• _Problem to work on_
For the data below, report only the number of lines containing the string "structured".

start

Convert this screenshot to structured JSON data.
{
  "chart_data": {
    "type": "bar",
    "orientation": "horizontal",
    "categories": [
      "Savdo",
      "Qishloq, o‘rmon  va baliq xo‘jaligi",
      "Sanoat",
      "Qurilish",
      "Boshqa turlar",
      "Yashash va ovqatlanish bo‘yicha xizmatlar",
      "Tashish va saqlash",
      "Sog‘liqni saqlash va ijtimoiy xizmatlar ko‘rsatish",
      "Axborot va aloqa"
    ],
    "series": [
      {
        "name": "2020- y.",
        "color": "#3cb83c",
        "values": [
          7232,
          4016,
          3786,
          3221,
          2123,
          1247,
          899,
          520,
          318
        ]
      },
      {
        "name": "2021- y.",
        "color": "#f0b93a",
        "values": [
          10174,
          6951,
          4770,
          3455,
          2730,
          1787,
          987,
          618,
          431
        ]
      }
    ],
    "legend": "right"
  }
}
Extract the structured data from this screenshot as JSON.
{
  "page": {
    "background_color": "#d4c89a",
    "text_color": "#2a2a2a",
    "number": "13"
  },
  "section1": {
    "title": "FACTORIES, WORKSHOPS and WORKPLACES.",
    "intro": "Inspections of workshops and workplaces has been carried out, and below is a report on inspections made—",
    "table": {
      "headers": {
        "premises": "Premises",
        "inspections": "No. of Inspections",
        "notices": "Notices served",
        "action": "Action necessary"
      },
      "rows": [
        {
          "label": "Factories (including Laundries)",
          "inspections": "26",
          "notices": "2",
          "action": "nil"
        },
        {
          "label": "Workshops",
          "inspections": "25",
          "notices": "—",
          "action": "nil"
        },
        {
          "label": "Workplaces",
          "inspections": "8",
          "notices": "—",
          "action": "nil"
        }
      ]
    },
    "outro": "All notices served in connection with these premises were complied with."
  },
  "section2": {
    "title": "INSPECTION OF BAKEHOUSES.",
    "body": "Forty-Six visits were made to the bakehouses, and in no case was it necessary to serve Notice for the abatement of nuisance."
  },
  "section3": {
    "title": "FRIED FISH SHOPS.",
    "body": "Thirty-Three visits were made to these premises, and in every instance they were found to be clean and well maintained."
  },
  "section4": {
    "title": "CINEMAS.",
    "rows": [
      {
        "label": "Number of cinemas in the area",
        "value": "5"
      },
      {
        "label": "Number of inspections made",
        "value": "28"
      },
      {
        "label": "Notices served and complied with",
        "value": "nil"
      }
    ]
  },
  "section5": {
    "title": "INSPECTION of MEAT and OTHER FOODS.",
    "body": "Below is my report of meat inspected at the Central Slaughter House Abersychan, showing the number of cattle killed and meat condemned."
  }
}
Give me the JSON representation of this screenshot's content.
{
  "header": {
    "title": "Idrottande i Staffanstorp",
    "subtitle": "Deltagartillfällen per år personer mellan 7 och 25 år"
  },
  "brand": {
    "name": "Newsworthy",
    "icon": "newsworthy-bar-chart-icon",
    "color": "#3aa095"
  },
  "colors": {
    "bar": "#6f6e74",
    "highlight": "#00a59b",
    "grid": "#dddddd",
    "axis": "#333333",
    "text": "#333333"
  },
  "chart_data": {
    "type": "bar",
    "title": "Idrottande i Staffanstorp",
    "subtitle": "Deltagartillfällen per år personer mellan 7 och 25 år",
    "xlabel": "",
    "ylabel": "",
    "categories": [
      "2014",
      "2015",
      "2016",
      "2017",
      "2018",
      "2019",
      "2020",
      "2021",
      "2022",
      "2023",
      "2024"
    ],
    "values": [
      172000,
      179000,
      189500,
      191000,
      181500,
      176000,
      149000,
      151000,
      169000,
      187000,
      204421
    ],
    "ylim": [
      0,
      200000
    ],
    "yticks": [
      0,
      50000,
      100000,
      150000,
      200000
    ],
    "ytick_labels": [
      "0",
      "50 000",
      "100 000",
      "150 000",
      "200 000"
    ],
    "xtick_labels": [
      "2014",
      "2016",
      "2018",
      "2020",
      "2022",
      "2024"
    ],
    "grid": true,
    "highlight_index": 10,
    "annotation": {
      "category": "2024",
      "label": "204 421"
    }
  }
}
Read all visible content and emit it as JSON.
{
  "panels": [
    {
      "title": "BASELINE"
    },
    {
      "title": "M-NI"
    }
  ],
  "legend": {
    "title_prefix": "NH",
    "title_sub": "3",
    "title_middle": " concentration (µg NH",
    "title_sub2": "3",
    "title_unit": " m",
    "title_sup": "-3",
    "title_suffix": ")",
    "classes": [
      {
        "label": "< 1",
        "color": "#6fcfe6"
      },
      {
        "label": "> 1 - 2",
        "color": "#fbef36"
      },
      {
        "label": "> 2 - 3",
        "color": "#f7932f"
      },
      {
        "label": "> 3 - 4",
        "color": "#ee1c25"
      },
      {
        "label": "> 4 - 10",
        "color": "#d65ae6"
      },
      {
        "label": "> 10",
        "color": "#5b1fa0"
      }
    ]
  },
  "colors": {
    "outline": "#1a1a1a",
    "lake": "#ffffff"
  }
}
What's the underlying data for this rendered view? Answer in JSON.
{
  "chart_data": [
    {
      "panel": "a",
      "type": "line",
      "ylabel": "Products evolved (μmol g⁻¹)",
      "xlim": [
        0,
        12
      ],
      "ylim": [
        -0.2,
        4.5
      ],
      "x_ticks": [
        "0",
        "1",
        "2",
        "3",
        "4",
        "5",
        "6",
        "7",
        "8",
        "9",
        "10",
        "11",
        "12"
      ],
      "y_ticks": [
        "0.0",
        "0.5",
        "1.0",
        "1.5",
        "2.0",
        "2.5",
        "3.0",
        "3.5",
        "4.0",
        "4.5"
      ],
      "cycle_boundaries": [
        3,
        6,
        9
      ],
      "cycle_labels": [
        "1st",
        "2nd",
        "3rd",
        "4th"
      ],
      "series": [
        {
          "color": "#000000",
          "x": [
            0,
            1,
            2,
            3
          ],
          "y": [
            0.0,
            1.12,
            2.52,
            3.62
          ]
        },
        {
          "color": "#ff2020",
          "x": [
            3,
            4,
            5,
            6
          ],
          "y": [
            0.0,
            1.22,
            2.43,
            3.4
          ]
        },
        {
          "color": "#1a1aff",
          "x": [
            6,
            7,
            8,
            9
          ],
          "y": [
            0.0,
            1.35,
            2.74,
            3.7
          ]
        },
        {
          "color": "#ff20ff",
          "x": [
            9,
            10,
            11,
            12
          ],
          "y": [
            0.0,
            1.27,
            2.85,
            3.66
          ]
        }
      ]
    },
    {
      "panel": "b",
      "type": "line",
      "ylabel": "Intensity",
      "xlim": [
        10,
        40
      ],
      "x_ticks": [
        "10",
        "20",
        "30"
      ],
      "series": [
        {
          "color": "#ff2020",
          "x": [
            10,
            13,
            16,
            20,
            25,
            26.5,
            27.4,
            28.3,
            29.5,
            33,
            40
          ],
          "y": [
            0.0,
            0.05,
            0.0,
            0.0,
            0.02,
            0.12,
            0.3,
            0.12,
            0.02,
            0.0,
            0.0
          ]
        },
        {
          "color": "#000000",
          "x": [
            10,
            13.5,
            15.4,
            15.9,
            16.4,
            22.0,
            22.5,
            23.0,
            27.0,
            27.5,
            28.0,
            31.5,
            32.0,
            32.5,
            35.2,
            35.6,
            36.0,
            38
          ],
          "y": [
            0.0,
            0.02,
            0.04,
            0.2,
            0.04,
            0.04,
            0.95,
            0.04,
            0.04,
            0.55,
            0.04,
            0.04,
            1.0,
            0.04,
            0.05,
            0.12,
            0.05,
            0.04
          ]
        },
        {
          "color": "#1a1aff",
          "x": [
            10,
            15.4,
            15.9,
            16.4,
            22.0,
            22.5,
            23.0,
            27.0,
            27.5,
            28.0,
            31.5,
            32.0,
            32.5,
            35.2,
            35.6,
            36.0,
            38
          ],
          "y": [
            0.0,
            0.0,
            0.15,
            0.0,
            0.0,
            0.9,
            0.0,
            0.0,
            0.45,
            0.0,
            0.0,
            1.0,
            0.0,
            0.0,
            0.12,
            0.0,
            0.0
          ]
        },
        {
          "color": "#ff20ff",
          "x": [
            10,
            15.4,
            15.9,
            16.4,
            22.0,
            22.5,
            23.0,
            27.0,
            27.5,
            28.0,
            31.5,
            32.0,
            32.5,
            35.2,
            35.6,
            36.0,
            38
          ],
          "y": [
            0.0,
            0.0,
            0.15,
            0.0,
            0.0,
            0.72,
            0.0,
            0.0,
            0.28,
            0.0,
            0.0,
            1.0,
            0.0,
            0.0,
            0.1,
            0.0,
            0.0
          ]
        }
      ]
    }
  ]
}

end

• _Result of the exercise_
2